YOUR INSTRUCTIONS ::
Report every line from the material that contains the word "versnellingsbak".

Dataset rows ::
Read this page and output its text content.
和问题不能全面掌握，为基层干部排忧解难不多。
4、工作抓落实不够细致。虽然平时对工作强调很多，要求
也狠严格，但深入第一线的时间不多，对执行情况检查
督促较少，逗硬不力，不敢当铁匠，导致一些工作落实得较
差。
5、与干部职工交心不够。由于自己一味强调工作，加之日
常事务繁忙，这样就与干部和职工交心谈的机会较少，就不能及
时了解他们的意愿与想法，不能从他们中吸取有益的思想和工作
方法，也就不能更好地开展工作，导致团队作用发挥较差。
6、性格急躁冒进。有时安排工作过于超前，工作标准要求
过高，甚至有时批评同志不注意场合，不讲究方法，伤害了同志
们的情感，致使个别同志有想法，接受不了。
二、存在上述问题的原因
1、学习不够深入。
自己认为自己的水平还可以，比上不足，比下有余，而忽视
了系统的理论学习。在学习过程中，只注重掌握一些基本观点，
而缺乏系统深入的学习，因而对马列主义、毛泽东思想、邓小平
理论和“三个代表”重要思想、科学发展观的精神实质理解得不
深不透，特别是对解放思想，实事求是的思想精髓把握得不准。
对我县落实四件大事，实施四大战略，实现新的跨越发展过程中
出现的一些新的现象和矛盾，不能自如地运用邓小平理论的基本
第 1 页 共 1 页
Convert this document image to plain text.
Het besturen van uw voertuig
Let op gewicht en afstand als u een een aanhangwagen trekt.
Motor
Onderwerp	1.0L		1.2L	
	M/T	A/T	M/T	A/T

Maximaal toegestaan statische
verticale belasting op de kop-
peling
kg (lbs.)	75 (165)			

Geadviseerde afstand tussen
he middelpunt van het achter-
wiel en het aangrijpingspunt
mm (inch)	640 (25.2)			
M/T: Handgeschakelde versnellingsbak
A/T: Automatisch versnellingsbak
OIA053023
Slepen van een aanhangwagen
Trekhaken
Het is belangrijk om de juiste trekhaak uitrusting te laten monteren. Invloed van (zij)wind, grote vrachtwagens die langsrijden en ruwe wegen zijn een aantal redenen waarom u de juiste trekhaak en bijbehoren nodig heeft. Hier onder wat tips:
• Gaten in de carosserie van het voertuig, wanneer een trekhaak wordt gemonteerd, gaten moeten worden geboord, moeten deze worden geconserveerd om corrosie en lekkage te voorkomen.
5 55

EXERCISE SOLUTION ::
M/T: Handgeschakelde versnellingsbak
A/T: Automatisch versnellingsbak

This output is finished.